> TASK INSTRUCTIONS
Filter the entries below, keeping only lines with the word "Copy".
• • • •
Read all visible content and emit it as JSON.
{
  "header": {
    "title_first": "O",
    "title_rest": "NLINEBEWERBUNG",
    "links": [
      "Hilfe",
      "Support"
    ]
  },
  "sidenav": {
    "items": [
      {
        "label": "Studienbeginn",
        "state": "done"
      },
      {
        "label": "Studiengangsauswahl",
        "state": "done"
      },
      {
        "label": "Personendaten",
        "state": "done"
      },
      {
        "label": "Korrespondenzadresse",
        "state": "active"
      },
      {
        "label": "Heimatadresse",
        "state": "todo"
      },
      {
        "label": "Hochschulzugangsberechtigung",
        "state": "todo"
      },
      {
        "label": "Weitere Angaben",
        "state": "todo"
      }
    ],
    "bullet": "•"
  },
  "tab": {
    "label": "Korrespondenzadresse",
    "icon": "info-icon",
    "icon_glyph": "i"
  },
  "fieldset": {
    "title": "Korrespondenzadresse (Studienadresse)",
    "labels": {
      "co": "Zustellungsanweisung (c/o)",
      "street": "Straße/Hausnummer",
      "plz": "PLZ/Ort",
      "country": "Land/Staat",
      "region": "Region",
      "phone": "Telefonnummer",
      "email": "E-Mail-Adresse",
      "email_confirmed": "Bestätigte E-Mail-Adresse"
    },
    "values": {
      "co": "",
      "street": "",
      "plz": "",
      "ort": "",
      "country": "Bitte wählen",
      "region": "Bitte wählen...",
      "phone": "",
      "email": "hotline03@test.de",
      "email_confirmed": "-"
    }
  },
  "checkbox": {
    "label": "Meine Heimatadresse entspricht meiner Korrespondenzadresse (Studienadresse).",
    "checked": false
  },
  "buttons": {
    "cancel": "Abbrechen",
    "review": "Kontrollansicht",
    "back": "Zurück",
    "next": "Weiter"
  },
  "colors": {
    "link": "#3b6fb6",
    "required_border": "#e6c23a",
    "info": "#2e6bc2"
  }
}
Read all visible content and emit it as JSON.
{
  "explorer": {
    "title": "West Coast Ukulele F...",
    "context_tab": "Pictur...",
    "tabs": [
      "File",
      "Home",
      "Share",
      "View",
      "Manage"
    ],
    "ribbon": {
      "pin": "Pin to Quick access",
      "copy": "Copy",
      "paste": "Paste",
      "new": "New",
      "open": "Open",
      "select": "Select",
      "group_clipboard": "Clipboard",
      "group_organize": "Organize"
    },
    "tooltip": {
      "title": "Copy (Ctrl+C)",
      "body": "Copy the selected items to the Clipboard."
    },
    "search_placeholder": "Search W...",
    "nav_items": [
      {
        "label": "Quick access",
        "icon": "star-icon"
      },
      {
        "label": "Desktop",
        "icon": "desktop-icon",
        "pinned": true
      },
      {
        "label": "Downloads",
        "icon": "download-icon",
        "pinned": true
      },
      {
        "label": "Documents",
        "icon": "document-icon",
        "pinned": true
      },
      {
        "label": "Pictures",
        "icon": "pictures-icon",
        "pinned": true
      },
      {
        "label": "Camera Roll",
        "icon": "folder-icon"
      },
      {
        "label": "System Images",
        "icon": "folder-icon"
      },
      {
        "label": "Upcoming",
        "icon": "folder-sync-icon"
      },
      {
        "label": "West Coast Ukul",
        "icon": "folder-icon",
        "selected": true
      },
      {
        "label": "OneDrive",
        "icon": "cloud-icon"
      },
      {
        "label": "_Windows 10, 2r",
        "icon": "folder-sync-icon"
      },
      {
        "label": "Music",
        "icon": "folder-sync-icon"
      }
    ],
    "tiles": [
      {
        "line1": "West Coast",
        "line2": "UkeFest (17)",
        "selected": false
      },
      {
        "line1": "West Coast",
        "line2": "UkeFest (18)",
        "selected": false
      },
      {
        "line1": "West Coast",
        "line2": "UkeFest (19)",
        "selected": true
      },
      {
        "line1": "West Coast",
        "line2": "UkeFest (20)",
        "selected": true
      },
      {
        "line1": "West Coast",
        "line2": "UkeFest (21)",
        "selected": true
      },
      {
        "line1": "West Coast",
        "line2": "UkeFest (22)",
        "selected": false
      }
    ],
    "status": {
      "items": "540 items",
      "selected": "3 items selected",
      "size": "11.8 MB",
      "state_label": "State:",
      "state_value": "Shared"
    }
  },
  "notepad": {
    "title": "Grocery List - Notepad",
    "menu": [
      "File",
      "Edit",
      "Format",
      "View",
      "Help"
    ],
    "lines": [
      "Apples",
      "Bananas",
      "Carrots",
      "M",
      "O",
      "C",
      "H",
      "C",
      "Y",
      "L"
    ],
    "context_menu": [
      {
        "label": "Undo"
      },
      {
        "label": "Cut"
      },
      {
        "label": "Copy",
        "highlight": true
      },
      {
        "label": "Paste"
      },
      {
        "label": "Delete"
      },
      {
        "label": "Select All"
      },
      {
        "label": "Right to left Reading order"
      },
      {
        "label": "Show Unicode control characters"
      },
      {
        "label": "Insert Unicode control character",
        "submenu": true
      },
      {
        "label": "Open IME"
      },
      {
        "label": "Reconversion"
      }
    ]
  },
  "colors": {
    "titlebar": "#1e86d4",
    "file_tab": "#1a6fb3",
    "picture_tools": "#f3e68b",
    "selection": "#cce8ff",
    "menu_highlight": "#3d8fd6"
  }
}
• • • •
> THE COMPLETED TASK
      "copy": "Copy",
      "title": "Copy (Ctrl+C)",
      "body": "Copy the selected items to the Clipboard."
        "label": "Copy",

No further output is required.